### WRITTEN EXERCISE:
Transcribe all of the material exactly, except for its pictures.

### Data records:
# # # #
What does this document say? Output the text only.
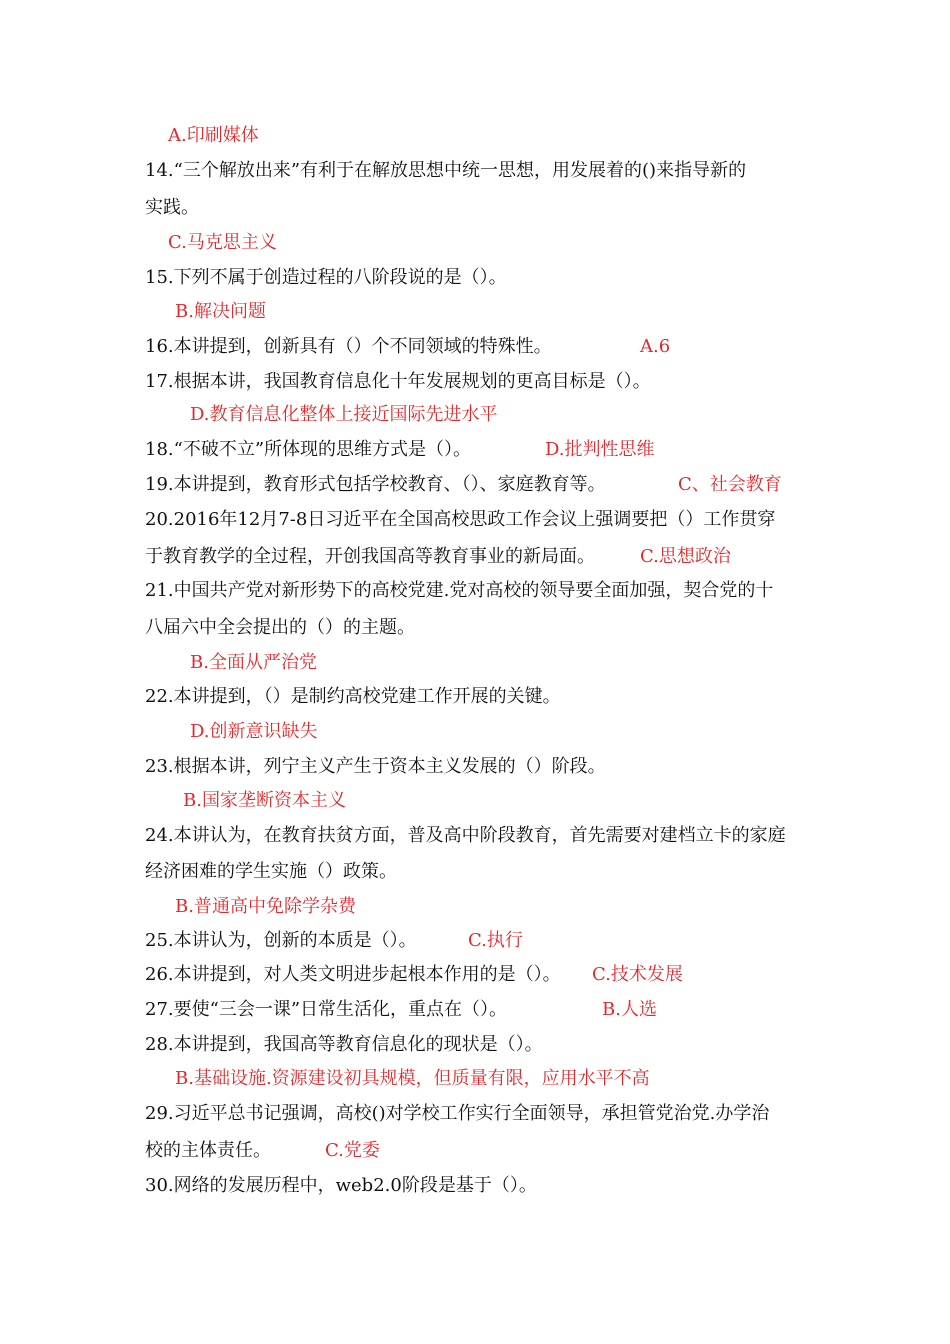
A.印刷媒体
14.“三个解放出来”有利于在解放思想中统一思想，用发展着的()来指导新的
实践。
C.马克思主义
15.下列不属于创造过程的八阶段说的是（）。
B.解决问题
16.本讲提到，创新具有（）个不同领域的特殊性。	A.6
17.根据本讲，我国教育信息化十年发展规划的更高目标是（）。
D.教育信息化整体上接近国际先进水平
18.“不破不立”所体现的思维方式是（）。	D.批判性思维
19.本讲提到，教育形式包括学校教育、（）、家庭教育等。	C、社会教育
20.2016年12月7-8日习近平在全国高校思政工作会议上强调要把（）工作贯穿
于教育教学的全过程，开创我国高等教育事业的新局面。	C.思想政治
21.中国共产党对新形势下的高校党建.党对高校的领导要全面加强，契合党的十
八届六中全会提出的（）的主题。
B.全面从严治党
22.本讲提到，（）是制约高校党建工作开展的关键。
D.创新意识缺失
23.根据本讲，列宁主义产生于资本主义发展的（）阶段。
B.国家垄断资本主义
24.本讲认为，在教育扶贫方面，普及高中阶段教育，首先需要对建档立卡的家庭
经济困难的学生实施（）政策。
B.普通高中免除学杂费
25.本讲认为，创新的本质是（）。	C.执行
26.本讲提到，对人类文明进步起根本作用的是（）。 C.技术发展
27.要使“三会一课”日常生活化，重点在（）。	B.人选
28.本讲提到，我国高等教育信息化的现状是（）。
B.基础设施.资源建设初具规模，但质量有限，应用水平不高
29.习近平总书记强调，高校()对学校工作实行全面领导，承担管党治党.办学治
校的主体责任。	C.党委
30.网络的发展历程中，web2.0阶段是基于（）。
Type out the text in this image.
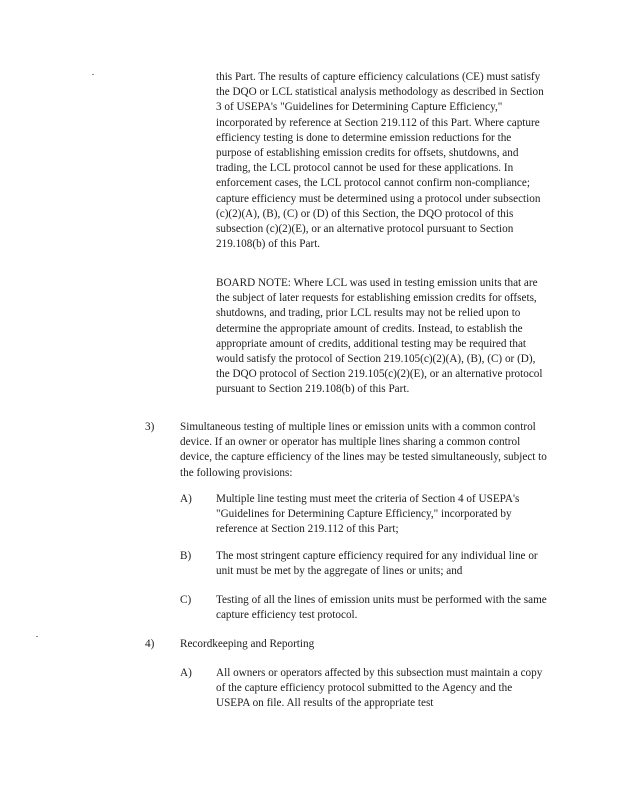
this Part. The results of capture efficiency calculations (CE) must satisfy the DQO or LCL statistical analysis methodology as described in Section 3 of USEPA's "Guidelines for Determining Capture Efficiency," incorporated by reference at Section 219.112 of this Part. Where capture efficiency testing is done to determine emission reductions for the purpose of establishing emission credits for offsets, shutdowns, and trading, the LCL protocol cannot be used for these applications. In enforcement cases, the LCL protocol cannot confirm non-compliance; capture efficiency must be determined using a protocol under subsection (c)(2)(A), (B), (C) or (D) of this Section, the DQO protocol of this subsection (c)(2)(E), or an alternative protocol pursuant to Section 219.108(b) of this Part.

BOARD NOTE: Where LCL was used in testing emission units that are the subject of later requests for establishing emission credits for offsets, shutdowns, and trading, prior LCL results may not be relied upon to determine the appropriate amount of credits. Instead, to establish the appropriate amount of credits, additional testing may be required that would satisfy the protocol of Section 219.105(c)(2)(A), (B), (C) or (D), the DQO protocol of Section 219.105(c)(2)(E), or an alternative protocol pursuant to Section 219.108(b) of this Part.

3) Simultaneous testing of multiple lines or emission units with a common control device. If an owner or operator has multiple lines sharing a common control device, the capture efficiency of the lines may be tested simultaneously, subject to the following provisions:

A) Multiple line testing must meet the criteria of Section 4 of USEPA's "Guidelines for Determining Capture Efficiency," incorporated by reference at Section 219.112 of this Part;

B) The most stringent capture efficiency required for any individual line or unit must be met by the aggregate of lines or units; and

C) Testing of all the lines of emission units must be performed with the same capture efficiency test protocol.

4) Recordkeeping and Reporting

A) All owners or operators affected by this subsection must maintain a copy of the capture efficiency protocol submitted to the Agency and the USEPA on file. All results of the appropriate test
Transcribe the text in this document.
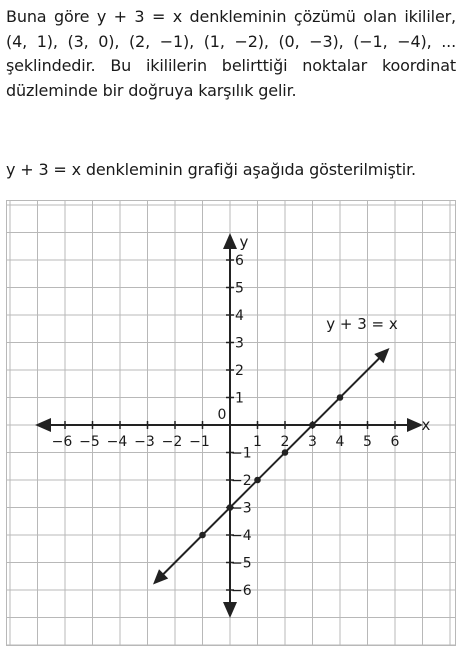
Buna göre y + 3 = x denkleminin çözümü olan ikililer, (4, 1), (3, 0), (2, −1), (1, −2), (0, −3), (−1, −4), ... şeklindedir. Bu ikililerin belirttiği noktalar koordinat düzleminde bir doğruya karşılık gelir.

y + 3 = x denkleminin grafiği aşağıda gösterilmiştir.

−6 −5 −4 −3 −2 −1	1 2 3 4 5 6
6
5
4
3
2
1
−1
−2
−3
−4
−5
−6
0
x
y
y + 3 = x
# # # #
### FULL ANSWER:
What does this document say? Output the text only.
A.印刷媒体
14.“三个解放出来”有利于在解放思想中统一思想，用发展着的()来指导新的
实践。
C.马克思主义
15.下列不属于创造过程的八阶段说的是（）。
B.解决问题
16.本讲提到，创新具有（）个不同领域的特殊性。	A.6
17.根据本讲，我国教育信息化十年发展规划的更高目标是（）。
D.教育信息化整体上接近国际先进水平
18.“不破不立”所体现的思维方式是（）。	D.批判性思维
19.本讲提到，教育形式包括学校教育、（）、家庭教育等。	C、社会教育
20.2016年12月7-8日习近平在全国高校思政工作会议上强调要把（）工作贯穿
于教育教学的全过程，开创我国高等教育事业的新局面。	C.思想政治
21.中国共产党对新形势下的高校党建.党对高校的领导要全面加强，契合党的十
八届六中全会提出的（）的主题。
B.全面从严治党
22.本讲提到，（）是制约高校党建工作开展的关键。
D.创新意识缺失
23.根据本讲，列宁主义产生于资本主义发展的（）阶段。
B.国家垄断资本主义
24.本讲认为，在教育扶贫方面，普及高中阶段教育，首先需要对建档立卡的家庭
经济困难的学生实施（）政策。
B.普通高中免除学杂费
25.本讲认为，创新的本质是（）。	C.执行
26.本讲提到，对人类文明进步起根本作用的是（）。 C.技术发展
27.要使“三会一课”日常生活化，重点在（）。	B.人选
28.本讲提到，我国高等教育信息化的现状是（）。
B.基础设施.资源建设初具规模，但质量有限，应用水平不高
29.习近平总书记强调，高校()对学校工作实行全面领导，承担管党治党.办学治
校的主体责任。	C.党委
30.网络的发展历程中，web2.0阶段是基于（）。
Type out the text in this image.
this Part. The results of capture efficiency calculations (CE) must satisfy the DQO or LCL statistical analysis methodology as described in Section 3 of USEPA's "Guidelines for Determining Capture Efficiency," incorporated by reference at Section 219.112 of this Part. Where capture efficiency testing is done to determine emission reductions for the purpose of establishing emission credits for offsets, shutdowns, and trading, the LCL protocol cannot be used for these applications. In enforcement cases, the LCL protocol cannot confirm non-compliance; capture efficiency must be determined using a protocol under subsection (c)(2)(A), (B), (C) or (D) of this Section, the DQO protocol of this subsection (c)(2)(E), or an alternative protocol pursuant to Section 219.108(b) of this Part.

BOARD NOTE: Where LCL was used in testing emission units that are the subject of later requests for establishing emission credits for offsets, shutdowns, and trading, prior LCL results may not be relied upon to determine the appropriate amount of credits. Instead, to establish the appropriate amount of credits, additional testing may be required that would satisfy the protocol of Section 219.105(c)(2)(A), (B), (C) or (D), the DQO protocol of Section 219.105(c)(2)(E), or an alternative protocol pursuant to Section 219.108(b) of this Part.

3) Simultaneous testing of multiple lines or emission units with a common control device. If an owner or operator has multiple lines sharing a common control device, the capture efficiency of the lines may be tested simultaneously, subject to the following provisions:

A) Multiple line testing must meet the criteria of Section 4 of USEPA's "Guidelines for Determining Capture Efficiency," incorporated by reference at Section 219.112 of this Part;

B) The most stringent capture efficiency required for any individual line or unit must be met by the aggregate of lines or units; and

C) Testing of all the lines of emission units must be performed with the same capture efficiency test protocol.

4) Recordkeeping and Reporting

A) All owners or operators affected by this subsection must maintain a copy of the capture efficiency protocol submitted to the Agency and the USEPA on file. All results of the appropriate test
Transcribe the text in this document.
Buna göre y + 3 = x denkleminin çözümü olan ikililer, (4, 1), (3, 0), (2, −1), (1, −2), (0, −3), (−1, −4), ... şeklindedir. Bu ikililerin belirttiği noktalar koordinat düzleminde bir doğruya karşılık gelir.

y + 3 = x denkleminin grafiği aşağıda gösterilmiştir.

−6 −5 −4 −3 −2 −1	1 2 3 4 5 6
6
5
4
3
2
1
−1
−2
−3
−4
−5
−6
0
x
y
y + 3 = x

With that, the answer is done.